Each line of the material below that holds the word "label" needs to be copied.

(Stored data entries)
★ ★ ★ ★

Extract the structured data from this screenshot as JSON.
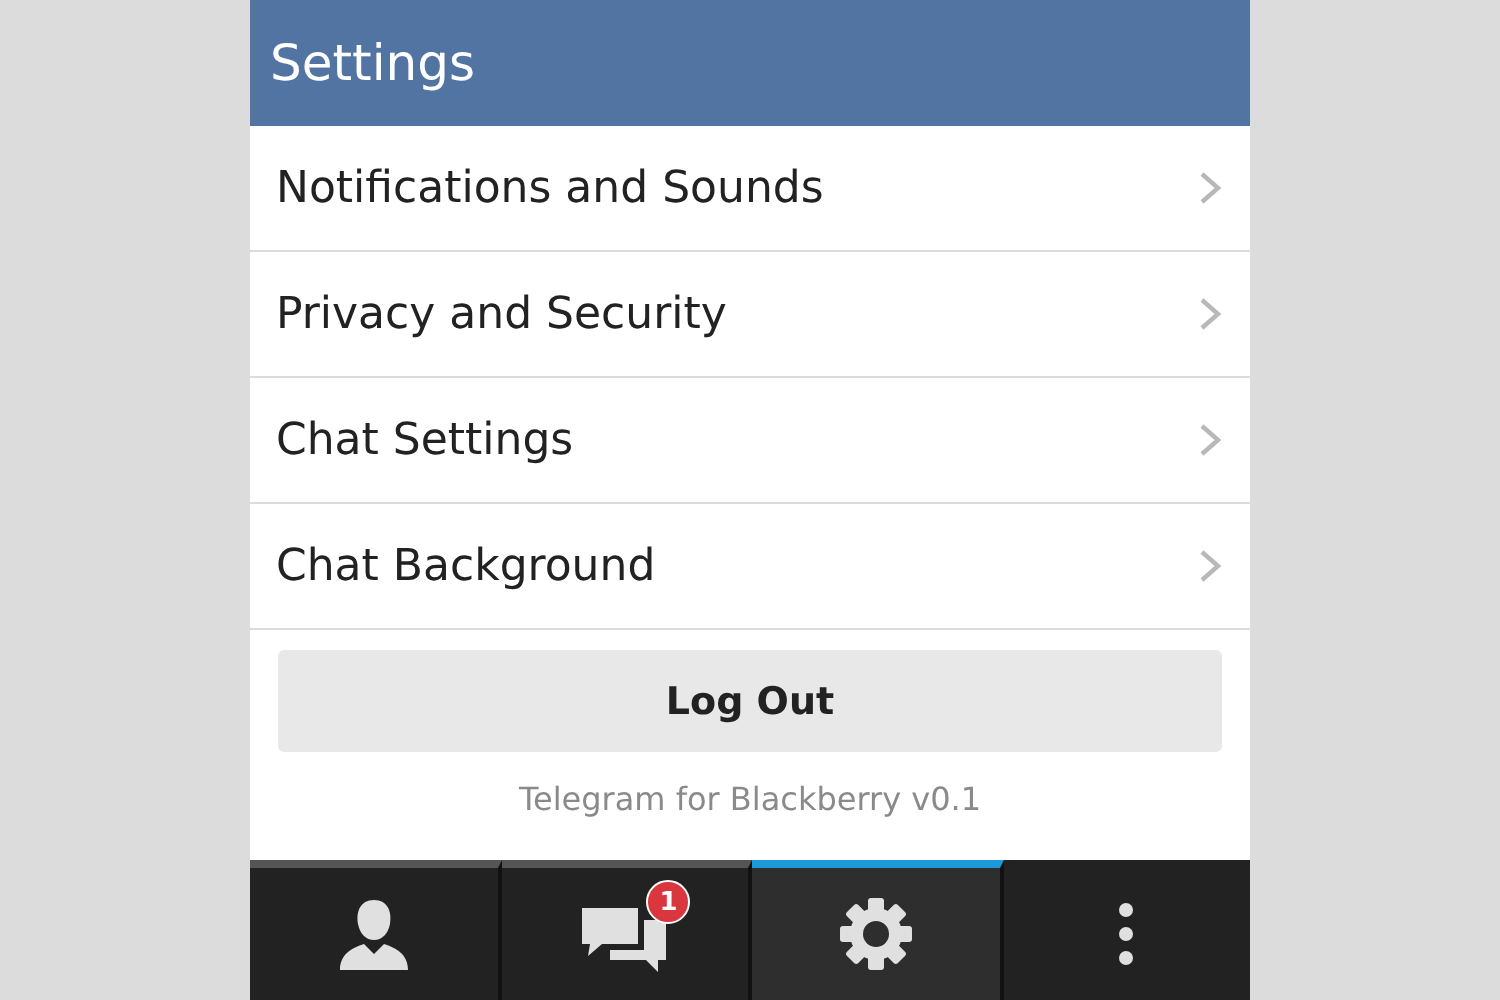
{
  "header": {
    "title": "Settings"
  },
  "settings_items": [
    {
      "label": "Notifications and Sounds"
    },
    {
      "label": "Privacy and Security"
    },
    {
      "label": "Chat Settings"
    },
    {
      "label": "Chat Background"
    }
  ],
  "logout_button": "Log Out",
  "version": "Telegram for Blackberry v0.1",
  "tabs": [
    {
      "kind": "contacts",
      "selected": false
    },
    {
      "kind": "chats",
      "selected": false,
      "badge": "1"
    },
    {
      "kind": "settings",
      "selected": true
    },
    {
      "kind": "menu",
      "selected": false
    }
  ]
}
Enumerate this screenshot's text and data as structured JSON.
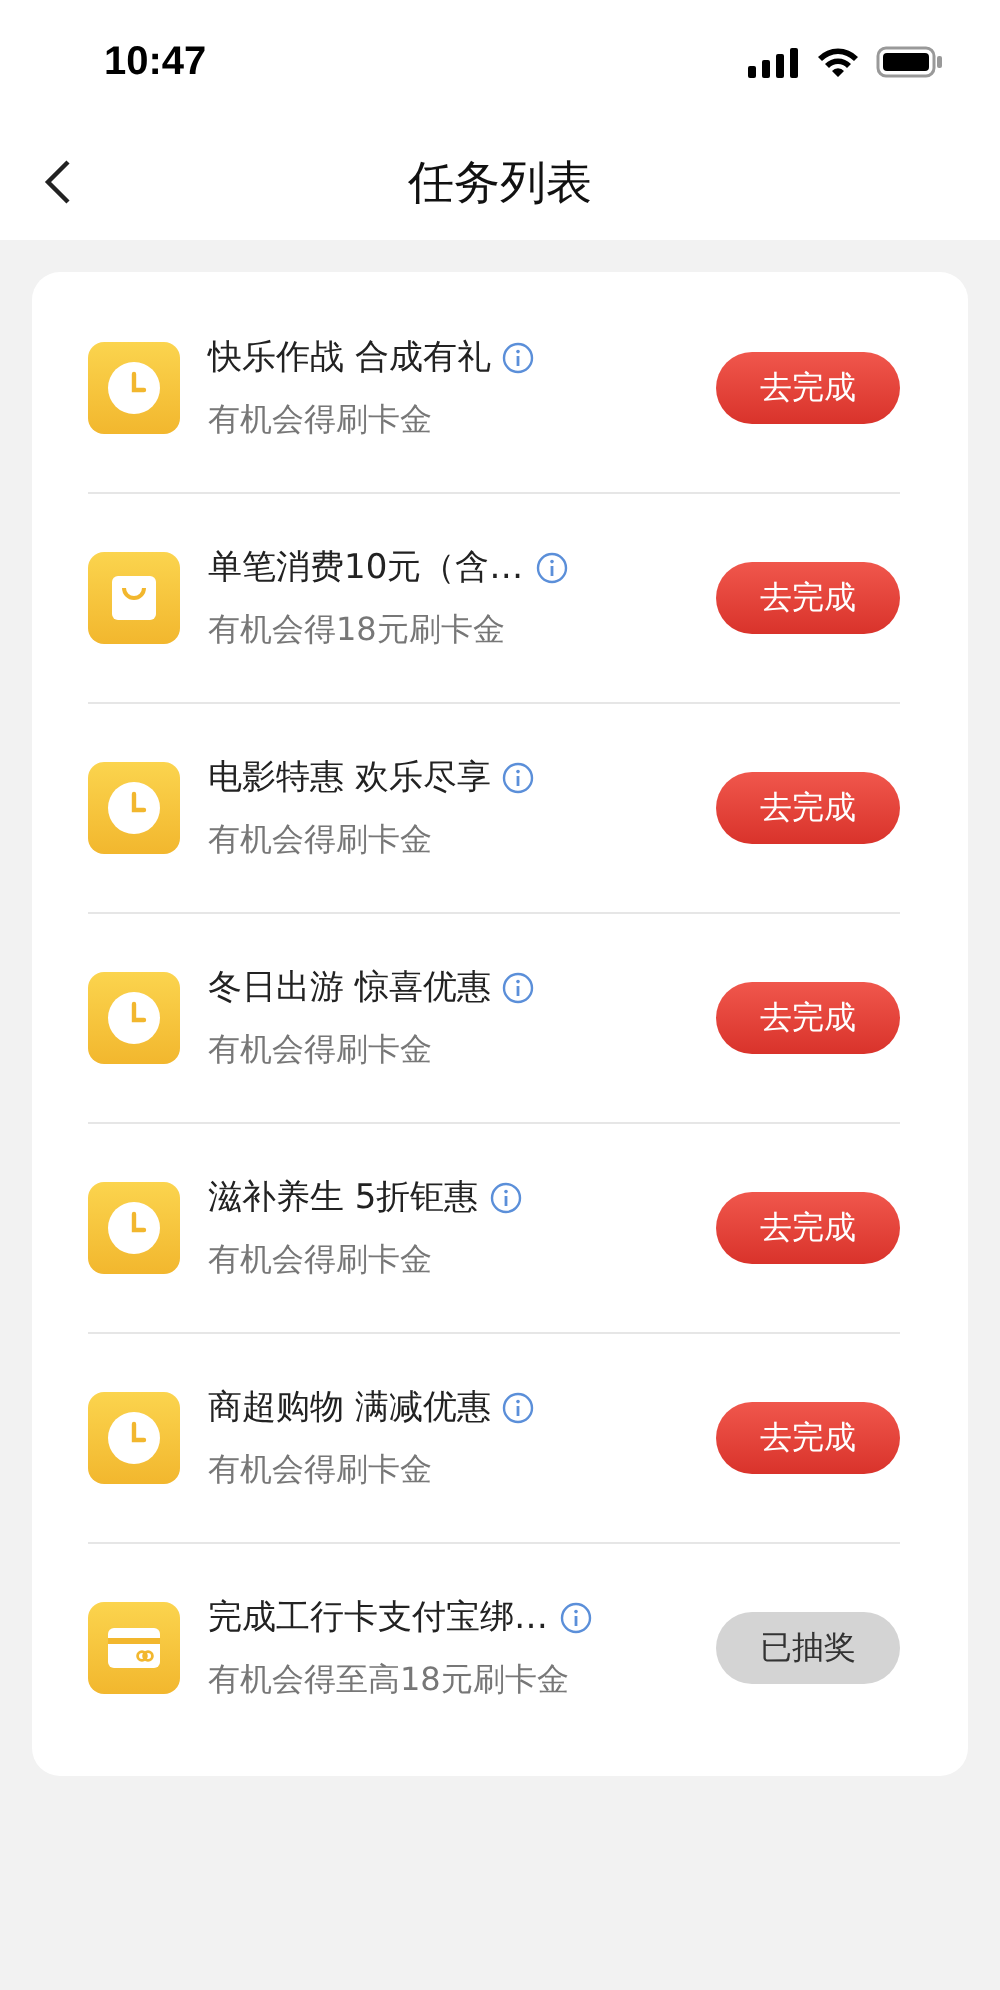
{
  "status_bar": {
    "time": "10:47"
  },
  "nav": {
    "title": "任务列表"
  },
  "tasks": [
    {
      "kind": "clock",
      "title": "快乐作战 合成有礼",
      "subtitle": "有机会得刷卡金",
      "button": "去完成",
      "done": false
    },
    {
      "kind": "bag",
      "title": "单笔消费10元（含…",
      "subtitle": "有机会得18元刷卡金",
      "button": "去完成",
      "done": false
    },
    {
      "kind": "clock",
      "title": "电影特惠 欢乐尽享",
      "subtitle": "有机会得刷卡金",
      "button": "去完成",
      "done": false
    },
    {
      "kind": "clock",
      "title": "冬日出游 惊喜优惠",
      "subtitle": "有机会得刷卡金",
      "button": "去完成",
      "done": false
    },
    {
      "kind": "clock",
      "title": "滋补养生 5折钜惠",
      "subtitle": "有机会得刷卡金",
      "button": "去完成",
      "done": false
    },
    {
      "kind": "clock",
      "title": "商超购物 满减优惠",
      "subtitle": "有机会得刷卡金",
      "button": "去完成",
      "done": false
    },
    {
      "kind": "card",
      "title": "完成工行卡支付宝绑…",
      "subtitle": "有机会得至高18元刷卡金",
      "button": "已抽奖",
      "done": true
    }
  ]
}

★ ★ ★ ★

Response to this task
      "label": "Notifications and Sounds"
      "label": "Privacy and Security"
      "label": "Chat Settings"
      "label": "Chat Background"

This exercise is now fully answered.